Copy out all of the material exactly as presented.
··· INFORMATION PROVIDED
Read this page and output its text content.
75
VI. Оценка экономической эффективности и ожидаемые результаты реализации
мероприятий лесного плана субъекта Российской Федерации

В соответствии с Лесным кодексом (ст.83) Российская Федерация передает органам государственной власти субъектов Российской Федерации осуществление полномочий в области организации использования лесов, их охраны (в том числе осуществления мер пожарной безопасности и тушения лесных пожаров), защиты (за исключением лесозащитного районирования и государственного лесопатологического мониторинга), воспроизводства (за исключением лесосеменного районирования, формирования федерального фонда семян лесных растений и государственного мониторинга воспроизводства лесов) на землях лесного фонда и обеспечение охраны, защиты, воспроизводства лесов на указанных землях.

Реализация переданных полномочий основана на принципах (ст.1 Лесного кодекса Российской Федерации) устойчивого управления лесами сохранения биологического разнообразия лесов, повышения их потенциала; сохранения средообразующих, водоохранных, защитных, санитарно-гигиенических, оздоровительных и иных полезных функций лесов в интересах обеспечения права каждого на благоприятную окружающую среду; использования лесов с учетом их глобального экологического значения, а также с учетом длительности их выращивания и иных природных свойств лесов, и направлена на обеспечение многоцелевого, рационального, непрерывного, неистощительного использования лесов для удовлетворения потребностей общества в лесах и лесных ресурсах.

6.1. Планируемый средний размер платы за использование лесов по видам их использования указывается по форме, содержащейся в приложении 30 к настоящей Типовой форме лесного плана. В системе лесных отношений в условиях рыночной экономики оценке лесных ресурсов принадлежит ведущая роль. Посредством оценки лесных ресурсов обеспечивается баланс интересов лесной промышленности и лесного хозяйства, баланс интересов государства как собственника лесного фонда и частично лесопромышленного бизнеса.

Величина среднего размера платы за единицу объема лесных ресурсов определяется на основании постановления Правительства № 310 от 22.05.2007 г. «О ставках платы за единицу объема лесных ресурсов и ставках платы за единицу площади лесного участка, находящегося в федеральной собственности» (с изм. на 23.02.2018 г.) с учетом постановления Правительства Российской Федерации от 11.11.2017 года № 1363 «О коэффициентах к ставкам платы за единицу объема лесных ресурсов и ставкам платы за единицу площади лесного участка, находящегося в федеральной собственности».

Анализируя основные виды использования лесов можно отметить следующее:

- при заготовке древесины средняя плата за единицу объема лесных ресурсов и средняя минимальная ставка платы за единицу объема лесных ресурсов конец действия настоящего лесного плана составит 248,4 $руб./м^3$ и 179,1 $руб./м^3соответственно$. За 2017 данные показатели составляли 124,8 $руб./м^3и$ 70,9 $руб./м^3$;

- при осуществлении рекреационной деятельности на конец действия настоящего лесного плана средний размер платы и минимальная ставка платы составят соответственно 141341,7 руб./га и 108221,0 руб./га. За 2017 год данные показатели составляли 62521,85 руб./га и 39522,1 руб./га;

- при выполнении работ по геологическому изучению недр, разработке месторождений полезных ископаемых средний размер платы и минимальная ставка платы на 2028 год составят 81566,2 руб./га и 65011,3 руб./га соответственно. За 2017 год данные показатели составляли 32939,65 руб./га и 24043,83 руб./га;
······
■ OUTPUT OF THE EXERCISE
Read this page and output its text content.
75
VI. Оценка экономической эффективности и ожидаемые результаты реализации
мероприятий лесного плана субъекта Российской Федерации

В соответствии с Лесным кодексом (ст.83) Российская Федерация передает органам государственной власти субъектов Российской Федерации осуществление полномочий в области организации использования лесов, их охраны (в том числе осуществления мер пожарной безопасности и тушения лесных пожаров), защиты (за исключением лесозащитного районирования и государственного лесопатологического мониторинга), воспроизводства (за исключением лесосеменного районирования, формирования федерального фонда семян лесных растений и государственного мониторинга воспроизводства лесов) на землях лесного фонда и обеспечение охраны, защиты, воспроизводства лесов на указанных землях.

Реализация переданных полномочий основана на принципах (ст.1 Лесного кодекса Российской Федерации) устойчивого управления лесами сохранения биологического разнообразия лесов, повышения их потенциала; сохранения средообразующих, водоохранных, защитных, санитарно-гигиенических, оздоровительных и иных полезных функций лесов в интересах обеспечения права каждого на благоприятную окружающую среду; использования лесов с учетом их глобального экологического значения, а также с учетом длительности их выращивания и иных природных свойств лесов, и направлена на обеспечение многоцелевого, рационального, непрерывного, неистощительного использования лесов для удовлетворения потребностей общества в лесах и лесных ресурсах.

6.1. Планируемый средний размер платы за использование лесов по видам их использования указывается по форме, содержащейся в приложении 30 к настоящей Типовой форме лесного плана. В системе лесных отношений в условиях рыночной экономики оценке лесных ресурсов принадлежит ведущая роль. Посредством оценки лесных ресурсов обеспечивается баланс интересов лесной промышленности и лесного хозяйства, баланс интересов государства как собственника лесного фонда и частично лесопромышленного бизнеса.

Величина среднего размера платы за единицу объема лесных ресурсов определяется на основании постановления Правительства № 310 от 22.05.2007 г. «О ставках платы за единицу объема лесных ресурсов и ставках платы за единицу площади лесного участка, находящегося в федеральной собственности» (с изм. на 23.02.2018 г.) с учетом постановления Правительства Российской Федерации от 11.11.2017 года № 1363 «О коэффициентах к ставкам платы за единицу объема лесных ресурсов и ставкам платы за единицу площади лесного участка, находящегося в федеральной собственности».

Анализируя основные виды использования лесов можно отметить следующее:

- при заготовке древесины средняя плата за единицу объема лесных ресурсов и средняя минимальная ставка платы за единицу объема лесных ресурсов конец действия настоящего лесного плана составит 248,4 $руб./м^3$ и 179,1 $руб./м^3соответственно$. За 2017 данные показатели составляли 124,8 $руб./м^3и$ 70,9 $руб./м^3$;

- при осуществлении рекреационной деятельности на конец действия настоящего лесного плана средний размер платы и минимальная ставка платы составят соответственно 141341,7 руб./га и 108221,0 руб./га. За 2017 год данные показатели составляли 62521,85 руб./га и 39522,1 руб./га;

- при выполнении работ по геологическому изучению недр, разработке месторождений полезных ископаемых средний размер платы и минимальная ставка платы на 2028 год составят 81566,2 руб./га и 65011,3 руб./га соответственно. За 2017 год данные показатели составляли 32939,65 руб./га и 24043,83 руб./га;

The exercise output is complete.